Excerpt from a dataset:
- - -
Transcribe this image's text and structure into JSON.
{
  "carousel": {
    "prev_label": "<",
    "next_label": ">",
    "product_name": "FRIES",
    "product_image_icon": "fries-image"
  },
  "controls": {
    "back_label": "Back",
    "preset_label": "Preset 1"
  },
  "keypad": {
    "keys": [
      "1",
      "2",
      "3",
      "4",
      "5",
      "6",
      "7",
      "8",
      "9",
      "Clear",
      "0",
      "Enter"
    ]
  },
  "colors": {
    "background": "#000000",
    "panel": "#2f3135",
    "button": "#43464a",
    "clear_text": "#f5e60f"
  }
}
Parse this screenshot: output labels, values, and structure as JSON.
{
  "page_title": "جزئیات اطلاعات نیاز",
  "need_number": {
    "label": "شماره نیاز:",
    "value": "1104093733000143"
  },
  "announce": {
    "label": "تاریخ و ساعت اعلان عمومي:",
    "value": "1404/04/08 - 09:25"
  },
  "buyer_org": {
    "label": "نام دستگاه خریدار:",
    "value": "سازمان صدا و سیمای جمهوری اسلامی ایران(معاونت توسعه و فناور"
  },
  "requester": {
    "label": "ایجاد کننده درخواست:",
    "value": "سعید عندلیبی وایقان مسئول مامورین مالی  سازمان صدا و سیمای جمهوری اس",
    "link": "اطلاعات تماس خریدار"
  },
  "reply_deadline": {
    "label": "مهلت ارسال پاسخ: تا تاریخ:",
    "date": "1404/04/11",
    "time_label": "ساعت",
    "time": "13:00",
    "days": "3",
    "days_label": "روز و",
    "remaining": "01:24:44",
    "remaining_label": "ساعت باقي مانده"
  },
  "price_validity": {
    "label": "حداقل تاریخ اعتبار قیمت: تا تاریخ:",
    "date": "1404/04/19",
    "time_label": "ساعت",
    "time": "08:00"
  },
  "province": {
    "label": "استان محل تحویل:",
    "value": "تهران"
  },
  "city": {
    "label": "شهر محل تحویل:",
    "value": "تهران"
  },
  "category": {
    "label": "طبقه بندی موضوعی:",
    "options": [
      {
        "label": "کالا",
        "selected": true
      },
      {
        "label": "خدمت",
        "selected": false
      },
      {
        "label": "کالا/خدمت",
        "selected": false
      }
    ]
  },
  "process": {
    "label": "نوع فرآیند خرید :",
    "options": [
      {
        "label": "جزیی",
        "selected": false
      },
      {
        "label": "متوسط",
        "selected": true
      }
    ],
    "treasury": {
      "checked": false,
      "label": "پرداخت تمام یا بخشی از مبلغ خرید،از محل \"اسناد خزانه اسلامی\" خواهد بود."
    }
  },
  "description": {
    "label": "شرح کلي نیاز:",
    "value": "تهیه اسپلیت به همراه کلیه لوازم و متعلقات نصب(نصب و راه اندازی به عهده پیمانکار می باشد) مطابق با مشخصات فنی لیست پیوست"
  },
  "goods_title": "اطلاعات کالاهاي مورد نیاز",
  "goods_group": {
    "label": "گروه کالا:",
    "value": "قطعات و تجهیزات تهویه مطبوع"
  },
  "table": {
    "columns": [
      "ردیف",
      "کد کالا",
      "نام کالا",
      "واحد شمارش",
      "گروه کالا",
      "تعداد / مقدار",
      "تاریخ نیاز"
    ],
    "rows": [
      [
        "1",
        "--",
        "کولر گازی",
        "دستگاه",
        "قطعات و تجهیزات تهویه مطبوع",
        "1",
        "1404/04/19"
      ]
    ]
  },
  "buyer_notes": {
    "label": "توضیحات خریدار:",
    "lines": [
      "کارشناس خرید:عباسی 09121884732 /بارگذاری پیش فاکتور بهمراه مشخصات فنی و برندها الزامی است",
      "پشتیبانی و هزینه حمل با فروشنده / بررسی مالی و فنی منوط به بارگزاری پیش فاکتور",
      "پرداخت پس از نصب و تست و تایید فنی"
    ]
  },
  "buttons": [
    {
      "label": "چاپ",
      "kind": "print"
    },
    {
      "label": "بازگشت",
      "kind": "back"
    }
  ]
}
- - -
*Goal*. Read the data above and pull out each line that holds the string "تجهیزات".

*Solution to the problem*.
    "value": "قطعات و تجهیزات تهویه مطبوع"
        "قطعات و تجهیزات تهویه مطبوع",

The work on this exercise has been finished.